TASK:
In full and without alteration, give the listing again.

Start

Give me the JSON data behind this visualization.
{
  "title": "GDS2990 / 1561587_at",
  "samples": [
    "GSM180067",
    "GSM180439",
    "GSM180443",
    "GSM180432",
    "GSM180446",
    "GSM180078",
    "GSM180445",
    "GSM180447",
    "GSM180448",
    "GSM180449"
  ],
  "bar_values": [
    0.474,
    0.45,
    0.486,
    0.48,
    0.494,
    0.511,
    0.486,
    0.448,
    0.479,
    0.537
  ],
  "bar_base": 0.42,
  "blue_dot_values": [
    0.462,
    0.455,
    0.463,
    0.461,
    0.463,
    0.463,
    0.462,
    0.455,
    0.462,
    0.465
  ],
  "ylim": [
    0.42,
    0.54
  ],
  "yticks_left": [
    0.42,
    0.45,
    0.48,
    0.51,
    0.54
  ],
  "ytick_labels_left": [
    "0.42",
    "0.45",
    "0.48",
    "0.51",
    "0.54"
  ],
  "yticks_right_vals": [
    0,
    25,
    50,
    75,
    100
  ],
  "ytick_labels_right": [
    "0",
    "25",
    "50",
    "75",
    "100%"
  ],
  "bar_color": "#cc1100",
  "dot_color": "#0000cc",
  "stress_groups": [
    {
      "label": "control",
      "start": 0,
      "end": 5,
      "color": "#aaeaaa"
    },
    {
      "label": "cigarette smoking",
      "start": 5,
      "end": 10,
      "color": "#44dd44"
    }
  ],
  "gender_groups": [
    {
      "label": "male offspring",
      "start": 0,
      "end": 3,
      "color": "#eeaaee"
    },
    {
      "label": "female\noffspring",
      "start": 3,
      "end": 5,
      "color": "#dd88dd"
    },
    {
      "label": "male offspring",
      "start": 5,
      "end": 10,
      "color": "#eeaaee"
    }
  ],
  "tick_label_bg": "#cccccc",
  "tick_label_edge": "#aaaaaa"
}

End

THE COMPLETED TASK:
Give me the JSON data behind this visualization.
{
  "title": "GDS2990 / 1561587_at",
  "samples": [
    "GSM180067",
    "GSM180439",
    "GSM180443",
    "GSM180432",
    "GSM180446",
    "GSM180078",
    "GSM180445",
    "GSM180447",
    "GSM180448",
    "GSM180449"
  ],
  "bar_values": [
    0.474,
    0.45,
    0.486,
    0.48,
    0.494,
    0.511,
    0.486,
    0.448,
    0.479,
    0.537
  ],
  "bar_base": 0.42,
  "blue_dot_values": [
    0.462,
    0.455,
    0.463,
    0.461,
    0.463,
    0.463,
    0.462,
    0.455,
    0.462,
    0.465
  ],
  "ylim": [
    0.42,
    0.54
  ],
  "yticks_left": [
    0.42,
    0.45,
    0.48,
    0.51,
    0.54
  ],
  "ytick_labels_left": [
    "0.42",
    "0.45",
    "0.48",
    "0.51",
    "0.54"
  ],
  "yticks_right_vals": [
    0,
    25,
    50,
    75,
    100
  ],
  "ytick_labels_right": [
    "0",
    "25",
    "50",
    "75",
    "100%"
  ],
  "bar_color": "#cc1100",
  "dot_color": "#0000cc",
  "stress_groups": [
    {
      "label": "control",
      "start": 0,
      "end": 5,
      "color": "#aaeaaa"
    },
    {
      "label": "cigarette smoking",
      "start": 5,
      "end": 10,
      "color": "#44dd44"
    }
  ],
  "gender_groups": [
    {
      "label": "male offspring",
      "start": 0,
      "end": 3,
      "color": "#eeaaee"
    },
    {
      "label": "female\noffspring",
      "start": 3,
      "end": 5,
      "color": "#dd88dd"
    },
    {
      "label": "male offspring",
      "start": 5,
      "end": 10,
      "color": "#eeaaee"
    }
  ],
  "tick_label_bg": "#cccccc",
  "tick_label_edge": "#aaaaaa"
}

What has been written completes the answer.